SET TASK =>
All records should be reproduced verbatim.

DATASET EXCERPTS =>
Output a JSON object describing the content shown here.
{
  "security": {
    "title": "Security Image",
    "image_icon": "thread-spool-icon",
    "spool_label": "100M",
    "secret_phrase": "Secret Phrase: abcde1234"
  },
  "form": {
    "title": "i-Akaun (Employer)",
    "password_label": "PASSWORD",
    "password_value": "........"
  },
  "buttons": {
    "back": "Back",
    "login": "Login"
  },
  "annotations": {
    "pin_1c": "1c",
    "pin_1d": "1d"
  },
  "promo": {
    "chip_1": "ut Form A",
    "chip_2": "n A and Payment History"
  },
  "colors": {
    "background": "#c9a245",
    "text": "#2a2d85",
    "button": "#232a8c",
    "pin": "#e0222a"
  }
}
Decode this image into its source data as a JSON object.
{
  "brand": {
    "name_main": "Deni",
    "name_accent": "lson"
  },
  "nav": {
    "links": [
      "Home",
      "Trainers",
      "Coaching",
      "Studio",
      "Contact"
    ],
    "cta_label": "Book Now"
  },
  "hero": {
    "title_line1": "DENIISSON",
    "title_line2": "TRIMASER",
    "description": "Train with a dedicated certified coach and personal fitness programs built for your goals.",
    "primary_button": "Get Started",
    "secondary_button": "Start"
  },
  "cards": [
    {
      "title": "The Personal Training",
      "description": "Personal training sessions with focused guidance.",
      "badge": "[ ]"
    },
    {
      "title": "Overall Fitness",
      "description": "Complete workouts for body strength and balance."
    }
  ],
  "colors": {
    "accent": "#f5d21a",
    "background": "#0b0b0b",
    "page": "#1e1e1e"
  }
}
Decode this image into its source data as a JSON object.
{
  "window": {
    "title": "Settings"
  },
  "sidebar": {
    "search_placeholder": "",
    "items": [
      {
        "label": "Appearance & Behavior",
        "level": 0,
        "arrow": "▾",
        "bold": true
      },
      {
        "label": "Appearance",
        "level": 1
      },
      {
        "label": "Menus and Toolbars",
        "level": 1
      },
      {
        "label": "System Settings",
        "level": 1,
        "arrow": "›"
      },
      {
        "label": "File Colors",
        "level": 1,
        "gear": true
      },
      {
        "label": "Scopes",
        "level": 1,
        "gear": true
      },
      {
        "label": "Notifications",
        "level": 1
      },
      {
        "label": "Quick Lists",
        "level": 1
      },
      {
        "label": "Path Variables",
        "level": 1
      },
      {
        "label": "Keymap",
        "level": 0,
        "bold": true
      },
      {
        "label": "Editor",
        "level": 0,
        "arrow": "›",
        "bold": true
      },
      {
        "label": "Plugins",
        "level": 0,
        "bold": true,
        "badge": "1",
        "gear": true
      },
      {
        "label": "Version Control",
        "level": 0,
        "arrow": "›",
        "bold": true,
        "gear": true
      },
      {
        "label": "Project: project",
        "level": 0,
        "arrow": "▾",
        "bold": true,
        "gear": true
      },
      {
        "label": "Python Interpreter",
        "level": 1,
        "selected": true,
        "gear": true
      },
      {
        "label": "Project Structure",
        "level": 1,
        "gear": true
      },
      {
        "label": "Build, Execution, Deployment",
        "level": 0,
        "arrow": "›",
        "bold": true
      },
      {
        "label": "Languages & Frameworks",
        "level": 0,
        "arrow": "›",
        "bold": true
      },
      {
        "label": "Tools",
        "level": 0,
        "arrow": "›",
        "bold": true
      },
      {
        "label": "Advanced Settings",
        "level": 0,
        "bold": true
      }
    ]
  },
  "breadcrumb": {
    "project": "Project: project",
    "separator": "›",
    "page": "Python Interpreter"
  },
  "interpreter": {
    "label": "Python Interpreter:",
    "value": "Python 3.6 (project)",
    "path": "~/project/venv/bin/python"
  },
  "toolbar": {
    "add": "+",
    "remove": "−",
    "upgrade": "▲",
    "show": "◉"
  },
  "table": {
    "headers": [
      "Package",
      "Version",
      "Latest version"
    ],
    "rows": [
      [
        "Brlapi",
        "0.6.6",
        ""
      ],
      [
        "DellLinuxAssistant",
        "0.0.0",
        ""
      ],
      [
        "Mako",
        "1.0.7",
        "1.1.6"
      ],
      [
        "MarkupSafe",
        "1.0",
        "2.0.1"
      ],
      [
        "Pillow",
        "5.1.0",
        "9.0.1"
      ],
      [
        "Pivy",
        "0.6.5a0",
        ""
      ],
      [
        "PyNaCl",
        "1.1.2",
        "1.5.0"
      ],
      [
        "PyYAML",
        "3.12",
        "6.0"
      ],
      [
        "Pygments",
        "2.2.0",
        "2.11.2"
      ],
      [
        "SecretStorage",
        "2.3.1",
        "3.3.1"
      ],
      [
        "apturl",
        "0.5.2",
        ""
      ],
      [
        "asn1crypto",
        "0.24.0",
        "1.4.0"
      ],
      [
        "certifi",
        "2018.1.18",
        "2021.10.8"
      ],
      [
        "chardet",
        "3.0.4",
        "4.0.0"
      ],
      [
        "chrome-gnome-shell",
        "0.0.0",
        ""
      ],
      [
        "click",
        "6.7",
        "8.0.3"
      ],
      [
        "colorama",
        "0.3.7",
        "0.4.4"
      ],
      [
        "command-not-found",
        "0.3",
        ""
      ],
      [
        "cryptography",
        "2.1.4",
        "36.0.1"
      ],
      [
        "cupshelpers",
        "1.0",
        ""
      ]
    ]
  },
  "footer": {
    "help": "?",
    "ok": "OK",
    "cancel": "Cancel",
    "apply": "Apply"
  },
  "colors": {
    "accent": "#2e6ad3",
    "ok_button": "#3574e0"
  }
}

EXERCISE RESPONSE =>
Output a JSON object describing the content shown here.
{
  "security": {
    "title": "Security Image",
    "image_icon": "thread-spool-icon",
    "spool_label": "100M",
    "secret_phrase": "Secret Phrase: abcde1234"
  },
  "form": {
    "title": "i-Akaun (Employer)",
    "password_label": "PASSWORD",
    "password_value": "........"
  },
  "buttons": {
    "back": "Back",
    "login": "Login"
  },
  "annotations": {
    "pin_1c": "1c",
    "pin_1d": "1d"
  },
  "promo": {
    "chip_1": "ut Form A",
    "chip_2": "n A and Payment History"
  },
  "colors": {
    "background": "#c9a245",
    "text": "#2a2d85",
    "button": "#232a8c",
    "pin": "#e0222a"
  }
}
Decode this image into its source data as a JSON object.
{
  "brand": {
    "name_main": "Deni",
    "name_accent": "lson"
  },
  "nav": {
    "links": [
      "Home",
      "Trainers",
      "Coaching",
      "Studio",
      "Contact"
    ],
    "cta_label": "Book Now"
  },
  "hero": {
    "title_line1": "DENIISSON",
    "title_line2": "TRIMASER",
    "description": "Train with a dedicated certified coach and personal fitness programs built for your goals.",
    "primary_button": "Get Started",
    "secondary_button": "Start"
  },
  "cards": [
    {
      "title": "The Personal Training",
      "description": "Personal training sessions with focused guidance.",
      "badge": "[ ]"
    },
    {
      "title": "Overall Fitness",
      "description": "Complete workouts for body strength and balance."
    }
  ],
  "colors": {
    "accent": "#f5d21a",
    "background": "#0b0b0b",
    "page": "#1e1e1e"
  }
}
Decode this image into its source data as a JSON object.
{
  "window": {
    "title": "Settings"
  },
  "sidebar": {
    "search_placeholder": "",
    "items": [
      {
        "label": "Appearance & Behavior",
        "level": 0,
        "arrow": "▾",
        "bold": true
      },
      {
        "label": "Appearance",
        "level": 1
      },
      {
        "label": "Menus and Toolbars",
        "level": 1
      },
      {
        "label": "System Settings",
        "level": 1,
        "arrow": "›"
      },
      {
        "label": "File Colors",
        "level": 1,
        "gear": true
      },
      {
        "label": "Scopes",
        "level": 1,
        "gear": true
      },
      {
        "label": "Notifications",
        "level": 1
      },
      {
        "label": "Quick Lists",
        "level": 1
      },
      {
        "label": "Path Variables",
        "level": 1
      },
      {
        "label": "Keymap",
        "level": 0,
        "bold": true
      },
      {
        "label": "Editor",
        "level": 0,
        "arrow": "›",
        "bold": true
      },
      {
        "label": "Plugins",
        "level": 0,
        "bold": true,
        "badge": "1",
        "gear": true
      },
      {
        "label": "Version Control",
        "level": 0,
        "arrow": "›",
        "bold": true,
        "gear": true
      },
      {
        "label": "Project: project",
        "level": 0,
        "arrow": "▾",
        "bold": true,
        "gear": true
      },
      {
        "label": "Python Interpreter",
        "level": 1,
        "selected": true,
        "gear": true
      },
      {
        "label": "Project Structure",
        "level": 1,
        "gear": true
      },
      {
        "label": "Build, Execution, Deployment",
        "level": 0,
        "arrow": "›",
        "bold": true
      },
      {
        "label": "Languages & Frameworks",
        "level": 0,
        "arrow": "›",
        "bold": true
      },
      {
        "label": "Tools",
        "level": 0,
        "arrow": "›",
        "bold": true
      },
      {
        "label": "Advanced Settings",
        "level": 0,
        "bold": true
      }
    ]
  },
  "breadcrumb": {
    "project": "Project: project",
    "separator": "›",
    "page": "Python Interpreter"
  },
  "interpreter": {
    "label": "Python Interpreter:",
    "value": "Python 3.6 (project)",
    "path": "~/project/venv/bin/python"
  },
  "toolbar": {
    "add": "+",
    "remove": "−",
    "upgrade": "▲",
    "show": "◉"
  },
  "table": {
    "headers": [
      "Package",
      "Version",
      "Latest version"
    ],
    "rows": [
      [
        "Brlapi",
        "0.6.6",
        ""
      ],
      [
        "DellLinuxAssistant",
        "0.0.0",
        ""
      ],
      [
        "Mako",
        "1.0.7",
        "1.1.6"
      ],
      [
        "MarkupSafe",
        "1.0",
        "2.0.1"
      ],
      [
        "Pillow",
        "5.1.0",
        "9.0.1"
      ],
      [
        "Pivy",
        "0.6.5a0",
        ""
      ],
      [
        "PyNaCl",
        "1.1.2",
        "1.5.0"
      ],
      [
        "PyYAML",
        "3.12",
        "6.0"
      ],
      [
        "Pygments",
        "2.2.0",
        "2.11.2"
      ],
      [
        "SecretStorage",
        "2.3.1",
        "3.3.1"
      ],
      [
        "apturl",
        "0.5.2",
        ""
      ],
      [
        "asn1crypto",
        "0.24.0",
        "1.4.0"
      ],
      [
        "certifi",
        "2018.1.18",
        "2021.10.8"
      ],
      [
        "chardet",
        "3.0.4",
        "4.0.0"
      ],
      [
        "chrome-gnome-shell",
        "0.0.0",
        ""
      ],
      [
        "click",
        "6.7",
        "8.0.3"
      ],
      [
        "colorama",
        "0.3.7",
        "0.4.4"
      ],
      [
        "command-not-found",
        "0.3",
        ""
      ],
      [
        "cryptography",
        "2.1.4",
        "36.0.1"
      ],
      [
        "cupshelpers",
        "1.0",
        ""
      ]
    ]
  },
  "footer": {
    "help": "?",
    "ok": "OK",
    "cancel": "Cancel",
    "apply": "Apply"
  },
  "colors": {
    "accent": "#2e6ad3",
    "ok_button": "#3574e0"
  }
}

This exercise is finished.